[BEGIN]
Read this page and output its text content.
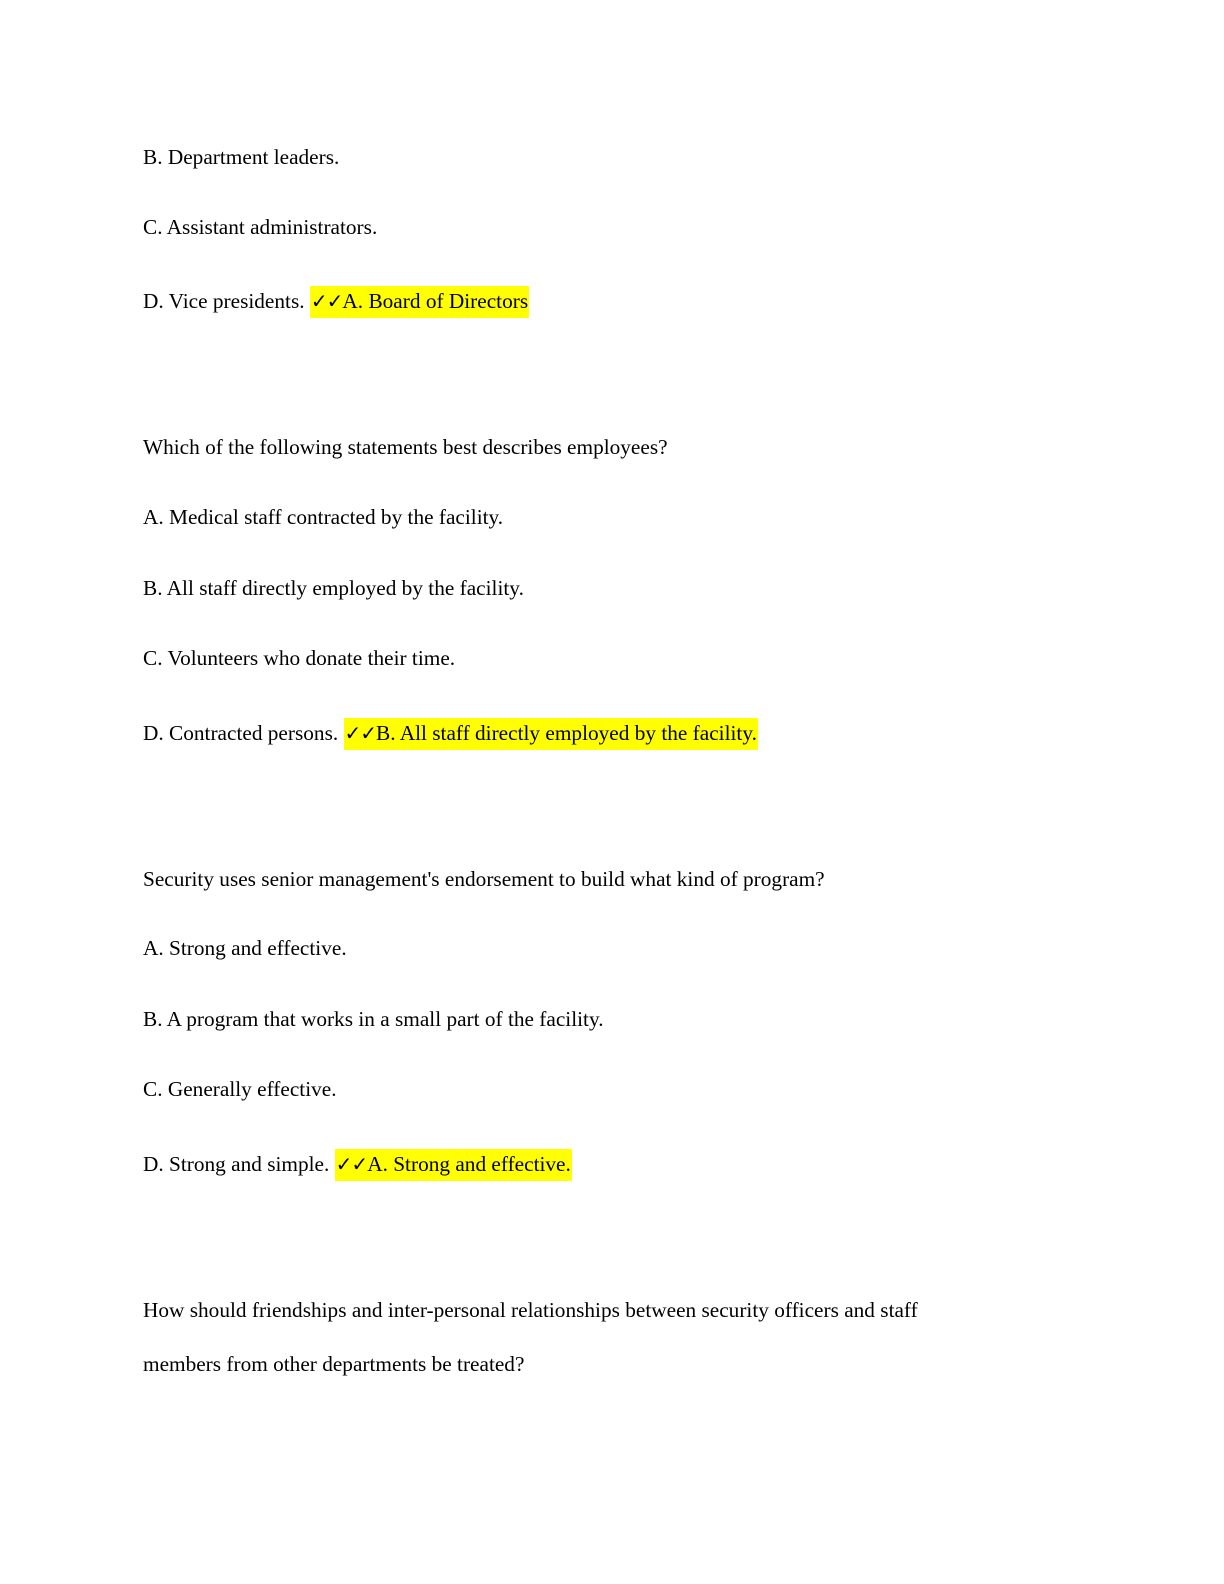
B. Department leaders.
C. Assistant administrators.
D. Vice presidents. ✓✓A. Board of Directors
Which of the following statements best describes employees?
A. Medical staff contracted by the facility.
B. All staff directly employed by the facility.
C. Volunteers who donate their time.
D. Contracted persons. ✓✓B. All staff directly employed by the facility.
Security uses senior management's endorsement to build what kind of program?
A. Strong and effective.
B. A program that works in a small part of the facility.
C. Generally effective.
D. Strong and simple. ✓✓A. Strong and effective.
How should friendships and inter-personal relationships between security officers and staff
members from other departments be treated?
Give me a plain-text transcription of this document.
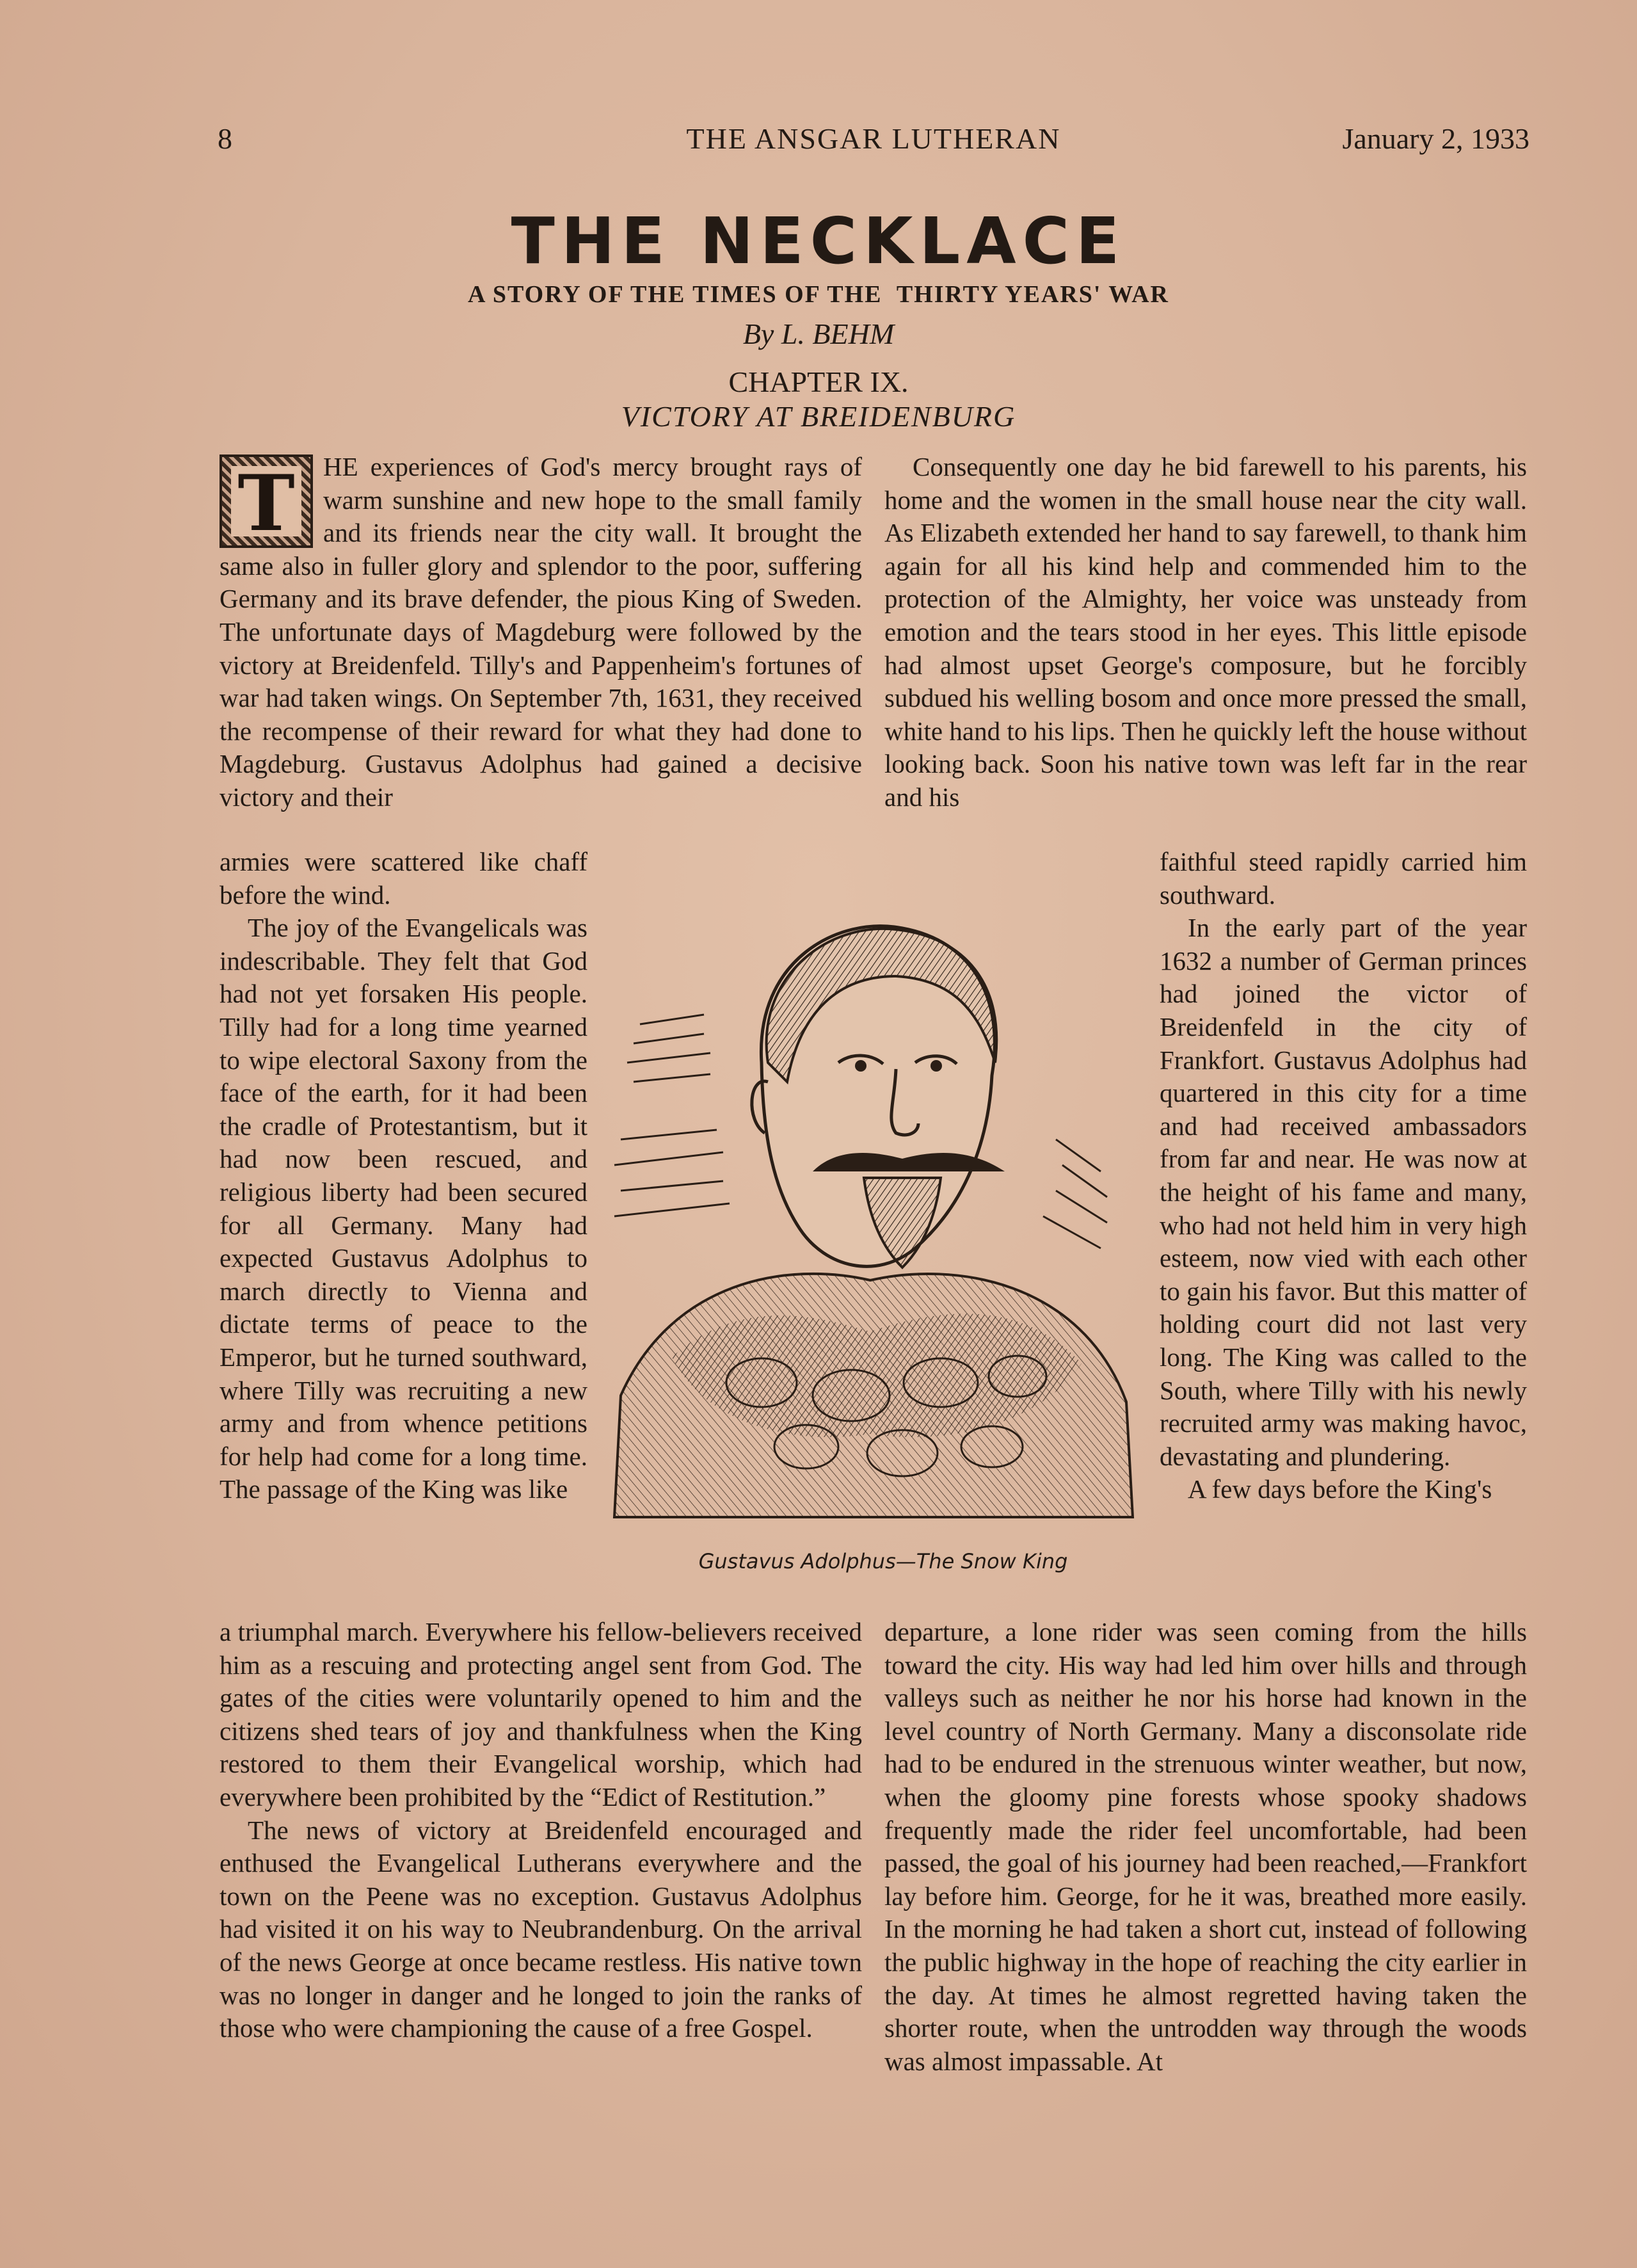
8	THE ANSGAR LUTHERAN	January 2, 1933
THE NECKLACE
A STORY OF THE TIMES OF THE  THIRTY YEARS' WAR
By L. BEHM
CHAPTER IX.
VICTORY AT BREIDENBURG
T	HE experiences of God's mercy brought rays of warm sunshine and new hope to the small family and its friends near the city wall. It brought the same also in fuller glory and splendor to the poor, suffering Germany and its brave defender, the pious King of Sweden. The unfortunate days of Magdeburg were followed by the victory at Breidenfeld. Tilly's and Pappenheim's fortunes of war had taken wings. On September 7th, 1631, they received the recompense of their reward for what they had done to Magdeburg. Gustavus Adolphus had gained a decisive victory and their

armies were scattered like chaff before the wind.

The joy of the Evangelicals was indescribable. They felt that God had not yet forsaken His people. Tilly had for a long time yearned to wipe electoral Saxony from the face of the earth, for it had been the cradle of Protestantism, but it had now been rescued, and religious liberty had been secured for all Germany. Many had expected Gustavus Adolphus to march directly to Vienna and dictate terms of peace to the Emperor, but he turned southward, where Tilly was recruiting a new army and from whence petitions for help had come for a long time. The passage of the King was like

a triumphal march. Everywhere his fellow-believers received him as a rescuing and protecting angel sent from God. The gates of the cities were voluntarily opened to him and the citizens shed tears of joy and thankfulness when the King restored to them their Evangelical worship, which had everywhere been prohibited by the “Edict of Restitution.”

The news of victory at Breidenfeld encouraged and enthused the Evangelical Lutherans everywhere and the town on the Peene was no exception. Gustavus Adolphus had visited it on his way to Neubrandenburg. On the arrival of the news George at once became restless. His native town was no longer in danger and he longed to join the ranks of those who were championing the cause of a free Gospel.

Consequently one day he bid farewell to his parents, his home and the women in the small house near the city wall. As Elizabeth extended her hand to say farewell, to thank him again for all his kind help and commended him to the protection of the Almighty, her voice was unsteady from emotion and the tears stood in her eyes. This little episode had almost upset George's composure, but he forcibly subdued his welling bosom and once more pressed the small, white hand to his lips. Then he quickly left the house without looking back. Soon his native town was left far in the rear and his

faithful steed rapidly carried him southward.

In the early part of the year 1632 a number of German princes had joined the victor of Breidenfeld in the city of Frankfort. Gustavus Adolphus had quartered in this city for a time and had received ambassadors from far and near. He was now at the height of his fame and many, who had not held him in very high esteem, now vied with each other to gain his favor. But this matter of holding court did not last very long. The King was called to the South, where Tilly with his newly recruited army was making havoc, devastating and plundering.

A few days before the King's

departure, a lone rider was seen coming from the hills toward the city. His way had led him over hills and through valleys such as neither he nor his horse had known in the level country of North Germany. Many a disconsolate ride had to be endured in the strenuous winter weather, but now, when the gloomy pine forests whose spooky shadows frequently made the rider feel uncomfortable, had been passed, the goal of his journey had been reached,—Frankfort lay before him. George, for he it was, breathed more easily. In the morning he had taken a short cut, instead of following the public highway in the hope of reaching the city earlier in the day. At times he almost regretted having taken the shorter route, when the untrodden way through the woods was almost impassable. At

Gustavus Adolphus—The Snow King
[END]
:: TASK OBJECTIVE ::
The answer is one number: how many lines of the material above contain "march".

:: RESULT ::
2